— The problem —
Please continue the forum thread about the elk cow hunt at Whitney Reservoir/Chalk Creek, picking up after its last line.

-- Begin Text block --

# Elk cow hunt at Whitney Reservoir/Chalk Creek



## Ben001 (Jul 25, 2016)

Hi,

I have deer tag and bought elk cow tag for Whitney reservoir/Chalk Creek area and I have never hunted in this area. I have done some of the research on web sites however I have not been able to find any info on elk hunt in this area. 
Any help or tips or locations of elks would be greatly appreciate it. 

Thanks,


----------



## BigT (Mar 11, 2011)

Lots of private land (CWMU) all around you at Whitney. The area is very accessible road wise so you'll see a ton of hunters. Lots of deer up there, but in my experience they quickly find their way onto the CWMU land.


----------



## hazmat (Apr 23, 2009)

-- End Text block --
-- Begin Data --

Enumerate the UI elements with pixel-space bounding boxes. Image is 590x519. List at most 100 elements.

-- End Data --
-- Begin Data --

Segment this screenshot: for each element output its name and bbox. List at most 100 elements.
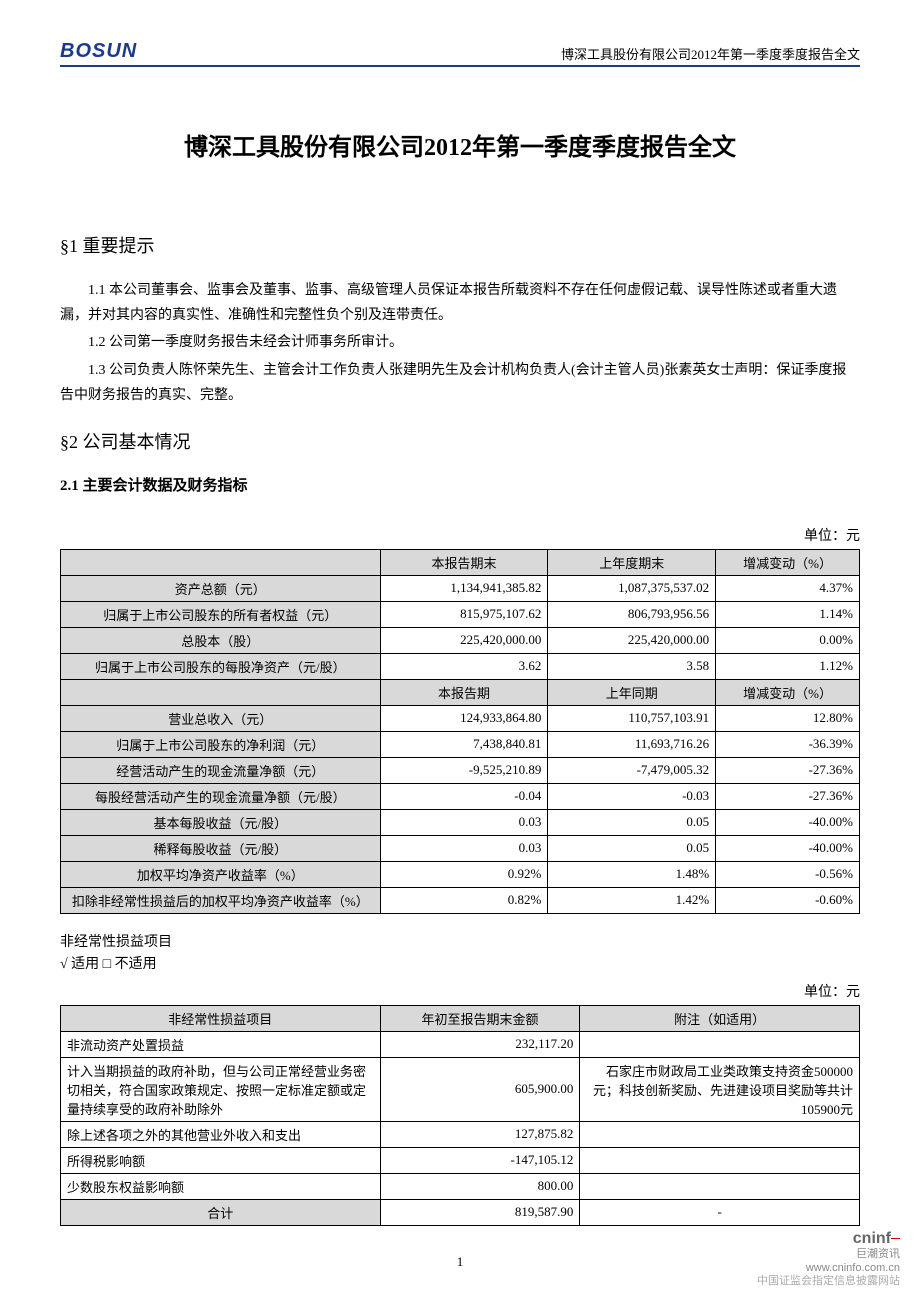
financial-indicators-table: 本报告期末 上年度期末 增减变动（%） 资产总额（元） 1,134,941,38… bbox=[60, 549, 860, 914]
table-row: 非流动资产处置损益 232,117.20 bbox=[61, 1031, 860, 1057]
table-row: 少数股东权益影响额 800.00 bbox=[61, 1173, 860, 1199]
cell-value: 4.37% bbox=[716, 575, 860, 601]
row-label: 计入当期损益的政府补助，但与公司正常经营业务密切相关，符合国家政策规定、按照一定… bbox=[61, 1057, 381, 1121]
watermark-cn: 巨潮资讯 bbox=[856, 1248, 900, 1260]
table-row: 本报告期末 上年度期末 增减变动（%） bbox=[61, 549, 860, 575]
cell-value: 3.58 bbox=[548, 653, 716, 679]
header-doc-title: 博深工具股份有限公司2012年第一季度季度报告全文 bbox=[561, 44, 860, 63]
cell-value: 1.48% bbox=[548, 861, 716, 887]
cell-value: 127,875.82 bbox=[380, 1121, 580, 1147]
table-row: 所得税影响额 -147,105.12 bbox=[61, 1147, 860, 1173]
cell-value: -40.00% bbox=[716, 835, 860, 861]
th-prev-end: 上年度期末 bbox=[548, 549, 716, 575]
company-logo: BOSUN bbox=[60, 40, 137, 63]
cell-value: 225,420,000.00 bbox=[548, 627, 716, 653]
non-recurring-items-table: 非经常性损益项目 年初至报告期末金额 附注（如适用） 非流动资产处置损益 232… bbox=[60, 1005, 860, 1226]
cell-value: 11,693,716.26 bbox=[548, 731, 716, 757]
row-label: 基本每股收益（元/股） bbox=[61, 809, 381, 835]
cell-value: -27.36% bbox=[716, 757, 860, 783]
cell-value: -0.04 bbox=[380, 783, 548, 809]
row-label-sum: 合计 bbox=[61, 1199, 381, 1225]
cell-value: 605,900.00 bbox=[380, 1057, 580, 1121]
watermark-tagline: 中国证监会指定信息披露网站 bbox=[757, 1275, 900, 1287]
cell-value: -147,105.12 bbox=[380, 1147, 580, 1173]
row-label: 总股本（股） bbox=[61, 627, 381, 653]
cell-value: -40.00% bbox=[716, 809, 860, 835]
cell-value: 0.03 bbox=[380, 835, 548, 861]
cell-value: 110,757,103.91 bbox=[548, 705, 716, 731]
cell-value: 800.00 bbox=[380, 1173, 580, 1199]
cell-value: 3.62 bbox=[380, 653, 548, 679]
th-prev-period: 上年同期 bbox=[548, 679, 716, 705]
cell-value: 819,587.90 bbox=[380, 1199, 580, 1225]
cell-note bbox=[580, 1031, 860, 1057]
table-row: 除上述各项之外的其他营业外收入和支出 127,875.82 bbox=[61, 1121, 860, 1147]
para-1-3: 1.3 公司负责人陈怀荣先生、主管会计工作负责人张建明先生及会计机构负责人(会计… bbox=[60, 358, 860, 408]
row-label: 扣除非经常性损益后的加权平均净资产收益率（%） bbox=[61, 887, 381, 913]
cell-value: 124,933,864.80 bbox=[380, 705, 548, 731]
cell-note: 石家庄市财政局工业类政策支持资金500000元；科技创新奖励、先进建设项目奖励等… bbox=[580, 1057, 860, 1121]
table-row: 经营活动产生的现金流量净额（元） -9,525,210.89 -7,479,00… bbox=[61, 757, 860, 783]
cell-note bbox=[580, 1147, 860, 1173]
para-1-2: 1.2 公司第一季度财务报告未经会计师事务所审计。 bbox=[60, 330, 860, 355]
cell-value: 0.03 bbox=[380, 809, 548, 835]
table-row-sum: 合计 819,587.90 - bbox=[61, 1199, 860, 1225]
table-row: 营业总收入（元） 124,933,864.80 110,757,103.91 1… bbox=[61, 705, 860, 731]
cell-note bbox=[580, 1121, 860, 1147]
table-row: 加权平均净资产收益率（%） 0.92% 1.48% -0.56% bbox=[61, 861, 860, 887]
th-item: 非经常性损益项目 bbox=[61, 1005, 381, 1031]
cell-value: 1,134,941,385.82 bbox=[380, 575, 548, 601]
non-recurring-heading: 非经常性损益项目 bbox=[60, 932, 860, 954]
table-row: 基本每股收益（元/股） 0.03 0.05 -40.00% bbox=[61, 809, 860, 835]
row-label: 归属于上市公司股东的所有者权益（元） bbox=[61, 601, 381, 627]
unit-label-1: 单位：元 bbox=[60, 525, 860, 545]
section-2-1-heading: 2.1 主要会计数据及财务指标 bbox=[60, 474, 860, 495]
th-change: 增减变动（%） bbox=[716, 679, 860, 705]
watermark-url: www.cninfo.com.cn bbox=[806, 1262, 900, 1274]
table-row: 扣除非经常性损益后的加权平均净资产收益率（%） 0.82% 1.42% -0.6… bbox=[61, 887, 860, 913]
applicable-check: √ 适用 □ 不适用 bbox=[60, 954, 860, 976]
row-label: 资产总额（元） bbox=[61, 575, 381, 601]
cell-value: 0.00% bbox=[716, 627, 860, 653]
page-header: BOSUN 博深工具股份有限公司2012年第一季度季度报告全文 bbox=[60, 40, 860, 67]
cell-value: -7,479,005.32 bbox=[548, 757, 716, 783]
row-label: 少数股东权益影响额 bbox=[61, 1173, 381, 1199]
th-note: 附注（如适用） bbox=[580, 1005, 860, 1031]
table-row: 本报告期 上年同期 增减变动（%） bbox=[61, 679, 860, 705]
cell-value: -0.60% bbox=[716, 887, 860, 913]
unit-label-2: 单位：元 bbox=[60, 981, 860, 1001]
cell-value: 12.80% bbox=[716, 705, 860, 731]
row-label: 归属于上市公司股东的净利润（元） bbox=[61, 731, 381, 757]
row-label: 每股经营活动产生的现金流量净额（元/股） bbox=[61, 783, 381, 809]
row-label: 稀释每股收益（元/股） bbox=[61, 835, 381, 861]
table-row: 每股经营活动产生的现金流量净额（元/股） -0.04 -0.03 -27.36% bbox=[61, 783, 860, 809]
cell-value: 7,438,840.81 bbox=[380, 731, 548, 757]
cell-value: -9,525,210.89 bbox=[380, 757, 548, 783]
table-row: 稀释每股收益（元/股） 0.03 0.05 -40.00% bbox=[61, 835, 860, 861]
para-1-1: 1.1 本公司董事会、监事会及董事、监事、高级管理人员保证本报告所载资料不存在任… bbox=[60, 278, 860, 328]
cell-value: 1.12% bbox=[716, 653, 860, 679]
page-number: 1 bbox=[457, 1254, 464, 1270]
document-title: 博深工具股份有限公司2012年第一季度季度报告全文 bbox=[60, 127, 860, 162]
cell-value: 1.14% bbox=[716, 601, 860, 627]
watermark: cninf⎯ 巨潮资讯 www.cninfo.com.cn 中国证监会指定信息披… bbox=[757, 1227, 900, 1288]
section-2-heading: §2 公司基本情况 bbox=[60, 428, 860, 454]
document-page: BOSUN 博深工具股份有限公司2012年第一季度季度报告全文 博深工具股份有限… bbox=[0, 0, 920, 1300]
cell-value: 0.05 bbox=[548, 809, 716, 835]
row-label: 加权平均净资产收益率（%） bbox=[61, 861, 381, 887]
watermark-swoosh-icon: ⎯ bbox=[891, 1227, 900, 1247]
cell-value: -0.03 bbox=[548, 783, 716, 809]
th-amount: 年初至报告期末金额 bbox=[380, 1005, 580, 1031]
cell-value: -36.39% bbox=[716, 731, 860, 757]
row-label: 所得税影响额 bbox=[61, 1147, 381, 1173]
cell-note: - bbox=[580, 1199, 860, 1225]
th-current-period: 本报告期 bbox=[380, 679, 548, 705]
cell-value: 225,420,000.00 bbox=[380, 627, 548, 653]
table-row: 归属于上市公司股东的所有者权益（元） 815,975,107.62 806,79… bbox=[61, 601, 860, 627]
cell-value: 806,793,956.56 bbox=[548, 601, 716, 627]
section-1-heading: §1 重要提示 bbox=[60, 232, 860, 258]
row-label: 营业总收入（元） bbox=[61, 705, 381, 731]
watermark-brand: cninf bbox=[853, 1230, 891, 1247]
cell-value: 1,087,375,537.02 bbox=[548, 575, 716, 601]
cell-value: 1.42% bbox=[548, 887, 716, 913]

-- End Data --

— Solved problem —
Elk are hard to come by up there


----------



## Ben001 (Jul 25, 2016)

Any suggestions for chalk creek or east canyon hunting areas?


----------



## Withabow (Sep 18, 2013)

During the bow hunt there are a fair number of elk along the southeast border of Two Bear to the east of the bathroom. We've also done OK up on Gold Hill. I've not been up there during the rifle.


----------



## Ben001 (Jul 25, 2016)

Thanks a lot. Appreciate your help.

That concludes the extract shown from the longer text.